**Stated problem**.
Output the lines below verbatim, beginning with the line that contains "heatmap-cell xyxy=(502,144,511,151)" and continuing through the line that contains "heatmap-cell xyxy=(370,84,379,91)", both included.

[Stored data entries]
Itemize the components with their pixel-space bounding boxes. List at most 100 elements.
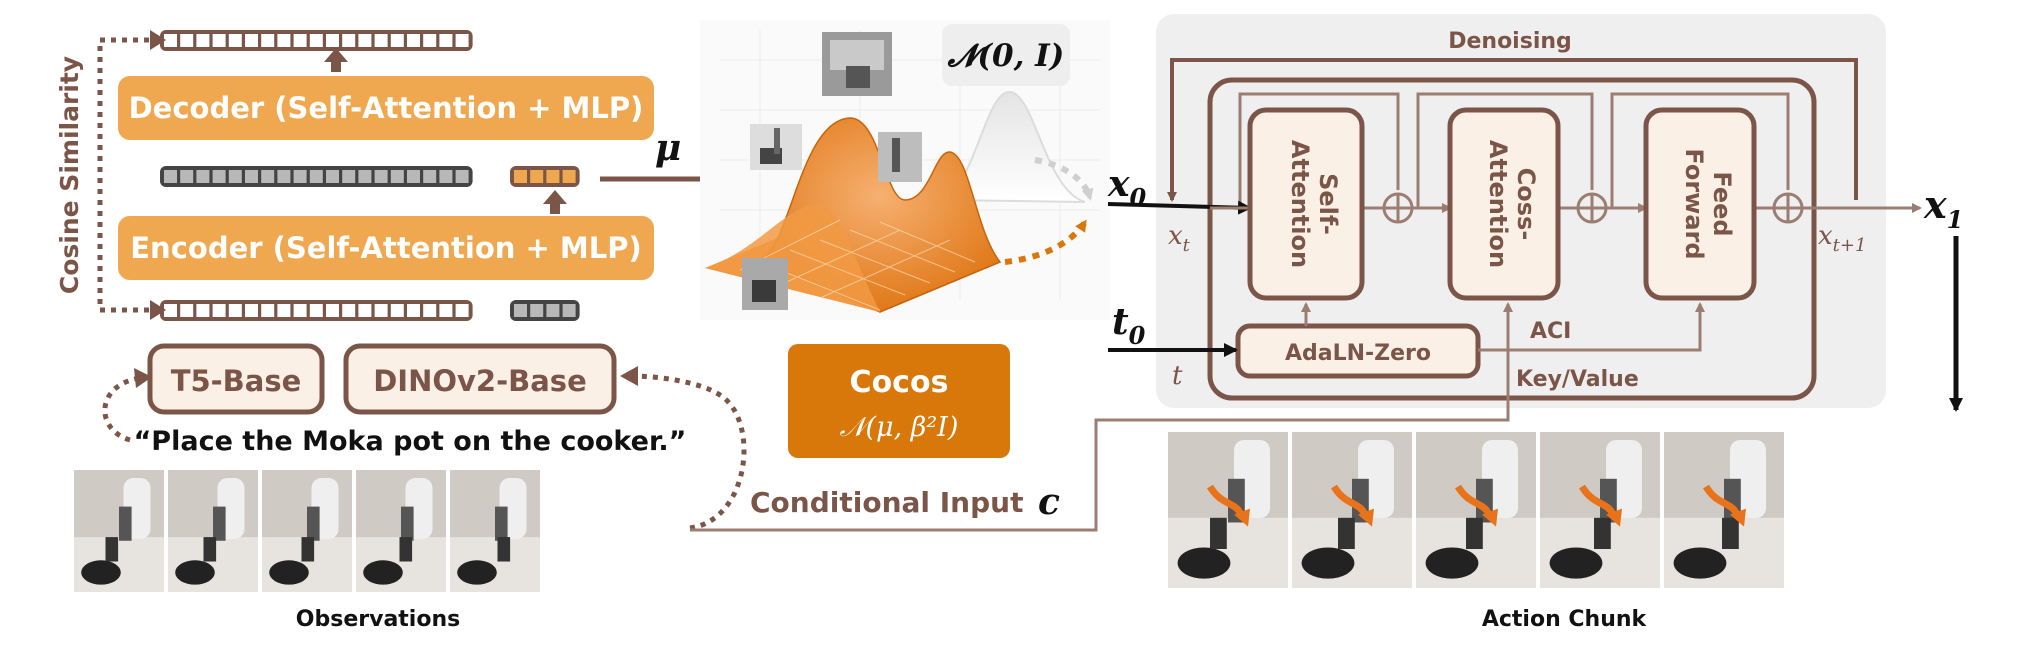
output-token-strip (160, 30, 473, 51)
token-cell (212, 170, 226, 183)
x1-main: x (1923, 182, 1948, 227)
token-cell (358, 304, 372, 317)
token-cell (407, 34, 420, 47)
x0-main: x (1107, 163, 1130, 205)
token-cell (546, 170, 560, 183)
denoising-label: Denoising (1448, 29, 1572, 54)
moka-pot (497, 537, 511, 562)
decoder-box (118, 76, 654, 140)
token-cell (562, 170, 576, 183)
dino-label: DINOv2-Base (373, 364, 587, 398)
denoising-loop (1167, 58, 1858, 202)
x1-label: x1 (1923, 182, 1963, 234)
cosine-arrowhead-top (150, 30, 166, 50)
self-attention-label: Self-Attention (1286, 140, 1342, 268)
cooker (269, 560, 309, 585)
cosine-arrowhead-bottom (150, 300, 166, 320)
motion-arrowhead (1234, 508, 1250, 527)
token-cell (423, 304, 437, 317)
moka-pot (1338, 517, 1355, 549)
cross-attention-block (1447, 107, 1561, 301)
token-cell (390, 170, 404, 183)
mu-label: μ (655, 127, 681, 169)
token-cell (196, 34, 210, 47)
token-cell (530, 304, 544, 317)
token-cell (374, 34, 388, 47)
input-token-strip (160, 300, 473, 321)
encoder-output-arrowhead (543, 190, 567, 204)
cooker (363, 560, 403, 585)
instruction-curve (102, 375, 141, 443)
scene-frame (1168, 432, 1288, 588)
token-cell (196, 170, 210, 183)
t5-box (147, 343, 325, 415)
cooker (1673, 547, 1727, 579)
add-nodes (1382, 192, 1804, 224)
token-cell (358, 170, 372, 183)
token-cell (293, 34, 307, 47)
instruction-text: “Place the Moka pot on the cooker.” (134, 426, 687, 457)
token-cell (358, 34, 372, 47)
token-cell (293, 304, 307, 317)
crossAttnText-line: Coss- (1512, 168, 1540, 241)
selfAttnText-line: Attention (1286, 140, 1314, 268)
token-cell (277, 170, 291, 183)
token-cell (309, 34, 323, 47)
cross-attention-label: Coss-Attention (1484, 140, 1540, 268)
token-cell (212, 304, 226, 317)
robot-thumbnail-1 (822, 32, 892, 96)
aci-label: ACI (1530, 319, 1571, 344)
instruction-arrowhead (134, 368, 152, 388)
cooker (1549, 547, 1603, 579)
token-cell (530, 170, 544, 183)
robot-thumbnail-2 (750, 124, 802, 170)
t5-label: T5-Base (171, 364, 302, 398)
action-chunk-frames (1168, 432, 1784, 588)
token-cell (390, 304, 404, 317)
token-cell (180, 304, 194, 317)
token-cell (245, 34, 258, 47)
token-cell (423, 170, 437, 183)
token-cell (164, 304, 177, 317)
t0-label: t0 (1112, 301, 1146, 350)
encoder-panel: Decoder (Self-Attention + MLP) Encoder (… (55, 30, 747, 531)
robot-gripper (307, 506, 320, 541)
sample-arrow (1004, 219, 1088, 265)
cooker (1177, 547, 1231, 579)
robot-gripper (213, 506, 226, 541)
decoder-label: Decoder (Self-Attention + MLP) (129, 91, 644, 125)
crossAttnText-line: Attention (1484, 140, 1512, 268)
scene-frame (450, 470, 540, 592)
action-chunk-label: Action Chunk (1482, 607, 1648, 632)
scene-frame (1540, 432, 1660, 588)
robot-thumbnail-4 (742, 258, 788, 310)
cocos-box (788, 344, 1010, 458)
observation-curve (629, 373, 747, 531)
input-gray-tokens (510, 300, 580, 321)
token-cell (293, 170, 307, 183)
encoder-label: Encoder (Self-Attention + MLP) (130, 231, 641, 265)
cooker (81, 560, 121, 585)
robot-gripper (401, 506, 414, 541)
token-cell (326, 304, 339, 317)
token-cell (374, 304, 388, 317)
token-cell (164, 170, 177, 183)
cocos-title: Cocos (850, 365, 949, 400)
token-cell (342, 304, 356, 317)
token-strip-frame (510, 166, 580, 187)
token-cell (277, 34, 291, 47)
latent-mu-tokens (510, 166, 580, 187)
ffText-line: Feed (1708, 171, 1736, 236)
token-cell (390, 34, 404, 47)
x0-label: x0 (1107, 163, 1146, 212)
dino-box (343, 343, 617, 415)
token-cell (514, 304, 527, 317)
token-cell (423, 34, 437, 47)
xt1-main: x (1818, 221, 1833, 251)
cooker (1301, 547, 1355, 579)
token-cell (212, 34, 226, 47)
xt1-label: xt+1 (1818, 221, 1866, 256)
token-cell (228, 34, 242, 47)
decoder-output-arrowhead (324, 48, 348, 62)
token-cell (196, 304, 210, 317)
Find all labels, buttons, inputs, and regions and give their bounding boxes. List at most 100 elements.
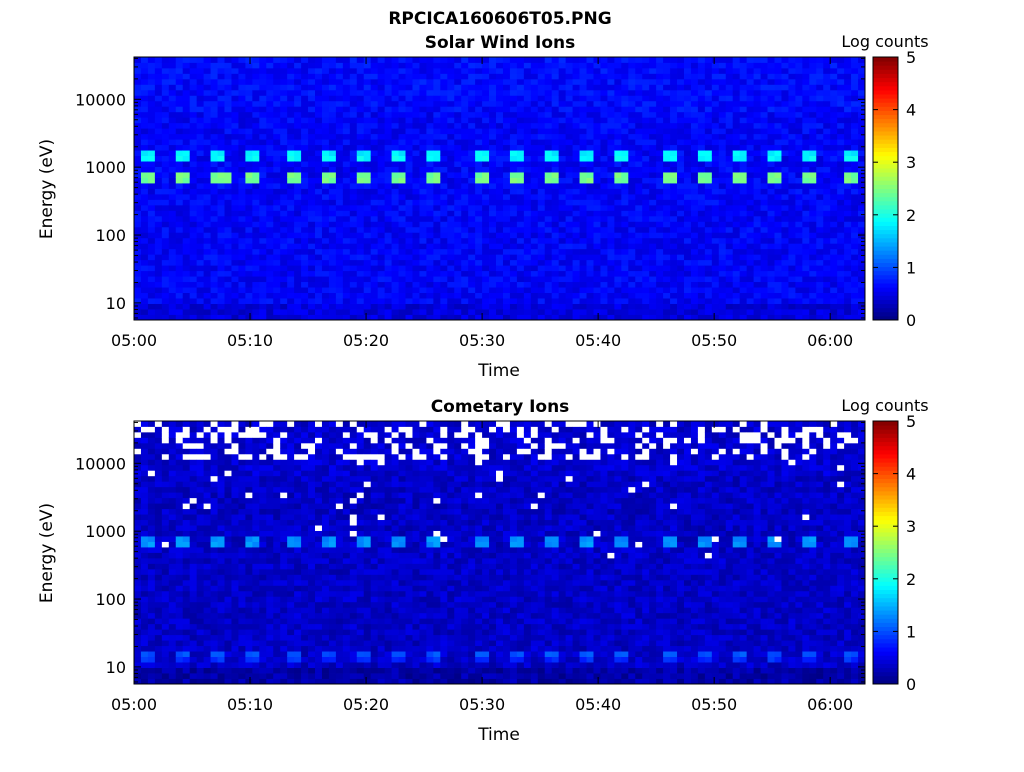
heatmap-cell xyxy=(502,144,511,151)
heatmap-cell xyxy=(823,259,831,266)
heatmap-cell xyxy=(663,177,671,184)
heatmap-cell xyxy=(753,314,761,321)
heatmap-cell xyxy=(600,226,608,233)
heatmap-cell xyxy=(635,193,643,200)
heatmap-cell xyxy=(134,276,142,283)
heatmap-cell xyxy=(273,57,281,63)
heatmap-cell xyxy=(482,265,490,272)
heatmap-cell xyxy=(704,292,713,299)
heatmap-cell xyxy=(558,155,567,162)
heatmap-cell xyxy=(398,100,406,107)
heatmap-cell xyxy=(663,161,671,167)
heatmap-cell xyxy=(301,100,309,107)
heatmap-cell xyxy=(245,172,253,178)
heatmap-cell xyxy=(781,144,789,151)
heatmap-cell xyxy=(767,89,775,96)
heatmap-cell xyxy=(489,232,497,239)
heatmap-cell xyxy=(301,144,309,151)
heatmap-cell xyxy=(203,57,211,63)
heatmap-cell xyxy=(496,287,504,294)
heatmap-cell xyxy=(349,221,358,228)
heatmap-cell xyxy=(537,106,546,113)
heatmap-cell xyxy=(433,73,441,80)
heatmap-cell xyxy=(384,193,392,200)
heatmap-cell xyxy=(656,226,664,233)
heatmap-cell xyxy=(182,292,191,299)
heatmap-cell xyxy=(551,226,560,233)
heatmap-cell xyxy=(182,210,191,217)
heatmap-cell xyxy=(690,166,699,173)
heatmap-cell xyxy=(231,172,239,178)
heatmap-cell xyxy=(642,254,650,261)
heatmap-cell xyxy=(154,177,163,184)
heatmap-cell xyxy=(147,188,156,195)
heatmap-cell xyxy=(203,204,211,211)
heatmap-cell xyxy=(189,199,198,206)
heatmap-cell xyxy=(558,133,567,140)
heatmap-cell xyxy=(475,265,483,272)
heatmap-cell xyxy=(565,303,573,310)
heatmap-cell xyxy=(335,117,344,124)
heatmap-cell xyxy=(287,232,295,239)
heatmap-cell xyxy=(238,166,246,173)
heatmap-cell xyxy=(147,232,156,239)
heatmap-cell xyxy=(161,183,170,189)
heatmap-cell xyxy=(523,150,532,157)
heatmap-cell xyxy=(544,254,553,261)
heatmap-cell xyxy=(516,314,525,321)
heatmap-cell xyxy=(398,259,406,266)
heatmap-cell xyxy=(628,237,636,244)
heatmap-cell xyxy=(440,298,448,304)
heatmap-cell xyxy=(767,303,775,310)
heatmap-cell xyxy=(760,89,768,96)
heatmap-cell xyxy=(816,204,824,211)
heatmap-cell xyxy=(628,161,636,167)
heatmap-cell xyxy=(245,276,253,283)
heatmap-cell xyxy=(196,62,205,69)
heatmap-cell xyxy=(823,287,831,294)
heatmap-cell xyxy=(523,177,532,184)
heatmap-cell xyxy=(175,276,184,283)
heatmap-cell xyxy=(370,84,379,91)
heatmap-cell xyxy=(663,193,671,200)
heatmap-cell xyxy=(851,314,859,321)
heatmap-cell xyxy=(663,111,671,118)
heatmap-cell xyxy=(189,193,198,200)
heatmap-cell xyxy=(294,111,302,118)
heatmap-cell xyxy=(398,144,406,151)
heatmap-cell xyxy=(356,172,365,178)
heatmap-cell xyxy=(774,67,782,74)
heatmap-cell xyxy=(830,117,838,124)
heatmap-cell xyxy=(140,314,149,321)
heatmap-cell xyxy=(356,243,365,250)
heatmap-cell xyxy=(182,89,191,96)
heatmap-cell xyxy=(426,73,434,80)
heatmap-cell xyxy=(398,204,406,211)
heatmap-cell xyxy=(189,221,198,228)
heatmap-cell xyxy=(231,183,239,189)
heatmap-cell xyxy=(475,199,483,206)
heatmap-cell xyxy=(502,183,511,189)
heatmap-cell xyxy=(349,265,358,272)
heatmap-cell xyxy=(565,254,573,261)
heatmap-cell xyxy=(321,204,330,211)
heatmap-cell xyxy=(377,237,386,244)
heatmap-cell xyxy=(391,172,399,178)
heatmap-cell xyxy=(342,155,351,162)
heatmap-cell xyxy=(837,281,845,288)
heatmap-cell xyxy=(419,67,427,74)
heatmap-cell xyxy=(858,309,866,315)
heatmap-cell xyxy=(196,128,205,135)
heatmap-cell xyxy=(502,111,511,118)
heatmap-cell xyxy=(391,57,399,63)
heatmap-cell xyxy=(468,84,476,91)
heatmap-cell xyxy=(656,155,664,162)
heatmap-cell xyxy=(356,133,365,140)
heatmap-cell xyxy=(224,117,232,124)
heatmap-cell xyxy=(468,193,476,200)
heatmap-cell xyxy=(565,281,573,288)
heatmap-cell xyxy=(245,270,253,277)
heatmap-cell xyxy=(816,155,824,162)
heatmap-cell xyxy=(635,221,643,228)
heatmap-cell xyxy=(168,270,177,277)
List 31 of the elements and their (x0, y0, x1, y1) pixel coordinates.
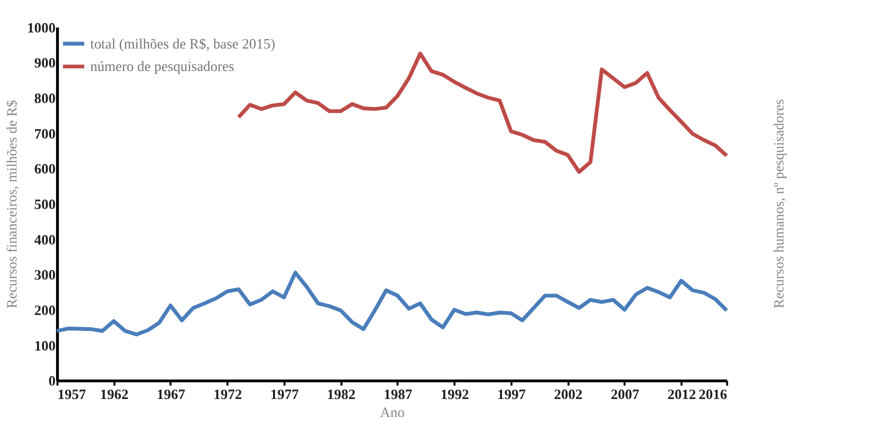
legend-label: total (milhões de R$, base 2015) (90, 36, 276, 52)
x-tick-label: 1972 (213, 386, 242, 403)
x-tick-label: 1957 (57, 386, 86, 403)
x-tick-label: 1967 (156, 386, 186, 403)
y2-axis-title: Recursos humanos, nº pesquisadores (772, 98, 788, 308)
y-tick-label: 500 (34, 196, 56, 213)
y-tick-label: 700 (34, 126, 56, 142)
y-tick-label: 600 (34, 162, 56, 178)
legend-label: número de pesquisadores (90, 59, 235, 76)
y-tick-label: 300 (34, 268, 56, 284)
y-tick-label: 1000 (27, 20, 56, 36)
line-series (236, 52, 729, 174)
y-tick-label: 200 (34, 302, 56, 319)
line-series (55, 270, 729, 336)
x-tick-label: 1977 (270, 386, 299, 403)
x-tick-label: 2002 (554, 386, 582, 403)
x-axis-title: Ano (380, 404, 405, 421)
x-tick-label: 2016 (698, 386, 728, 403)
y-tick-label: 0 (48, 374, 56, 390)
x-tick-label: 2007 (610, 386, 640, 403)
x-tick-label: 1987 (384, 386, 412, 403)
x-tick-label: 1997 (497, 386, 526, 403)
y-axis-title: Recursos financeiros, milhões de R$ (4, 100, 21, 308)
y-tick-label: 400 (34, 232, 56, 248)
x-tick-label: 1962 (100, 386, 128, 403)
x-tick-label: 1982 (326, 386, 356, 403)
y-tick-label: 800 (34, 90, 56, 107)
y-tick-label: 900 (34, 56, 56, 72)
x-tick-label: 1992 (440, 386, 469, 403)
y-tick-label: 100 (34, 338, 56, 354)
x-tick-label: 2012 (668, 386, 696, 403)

**Answer to this task**.
heatmap-cell xyxy=(502,144,511,151)
heatmap-cell xyxy=(823,259,831,266)
heatmap-cell xyxy=(663,177,671,184)
heatmap-cell xyxy=(753,314,761,321)
heatmap-cell xyxy=(600,226,608,233)
heatmap-cell xyxy=(635,193,643,200)
heatmap-cell xyxy=(134,276,142,283)
heatmap-cell xyxy=(273,57,281,63)
heatmap-cell xyxy=(482,265,490,272)
heatmap-cell xyxy=(704,292,713,299)
heatmap-cell xyxy=(558,155,567,162)
heatmap-cell xyxy=(398,100,406,107)
heatmap-cell xyxy=(663,161,671,167)
heatmap-cell xyxy=(301,100,309,107)
heatmap-cell xyxy=(245,172,253,178)
heatmap-cell xyxy=(781,144,789,151)
heatmap-cell xyxy=(767,89,775,96)
heatmap-cell xyxy=(489,232,497,239)
heatmap-cell xyxy=(301,144,309,151)
heatmap-cell xyxy=(203,57,211,63)
heatmap-cell xyxy=(496,287,504,294)
heatmap-cell xyxy=(349,221,358,228)
heatmap-cell xyxy=(537,106,546,113)
heatmap-cell xyxy=(433,73,441,80)
heatmap-cell xyxy=(384,193,392,200)
heatmap-cell xyxy=(656,226,664,233)
heatmap-cell xyxy=(182,292,191,299)
heatmap-cell xyxy=(551,226,560,233)
heatmap-cell xyxy=(182,210,191,217)
heatmap-cell xyxy=(690,166,699,173)
heatmap-cell xyxy=(231,172,239,178)
heatmap-cell xyxy=(642,254,650,261)
heatmap-cell xyxy=(154,177,163,184)
heatmap-cell xyxy=(147,188,156,195)
heatmap-cell xyxy=(203,204,211,211)
heatmap-cell xyxy=(189,199,198,206)
heatmap-cell xyxy=(558,133,567,140)
heatmap-cell xyxy=(475,265,483,272)
heatmap-cell xyxy=(565,303,573,310)
heatmap-cell xyxy=(335,117,344,124)
heatmap-cell xyxy=(287,232,295,239)
heatmap-cell xyxy=(238,166,246,173)
heatmap-cell xyxy=(147,232,156,239)
heatmap-cell xyxy=(161,183,170,189)
heatmap-cell xyxy=(523,150,532,157)
heatmap-cell xyxy=(544,254,553,261)
heatmap-cell xyxy=(516,314,525,321)
heatmap-cell xyxy=(398,259,406,266)
heatmap-cell xyxy=(628,237,636,244)
heatmap-cell xyxy=(440,298,448,304)
heatmap-cell xyxy=(767,303,775,310)
heatmap-cell xyxy=(760,89,768,96)
heatmap-cell xyxy=(816,204,824,211)
heatmap-cell xyxy=(628,161,636,167)
heatmap-cell xyxy=(245,276,253,283)
heatmap-cell xyxy=(196,62,205,69)
heatmap-cell xyxy=(823,287,831,294)
heatmap-cell xyxy=(523,177,532,184)
heatmap-cell xyxy=(175,276,184,283)
heatmap-cell xyxy=(370,84,379,91)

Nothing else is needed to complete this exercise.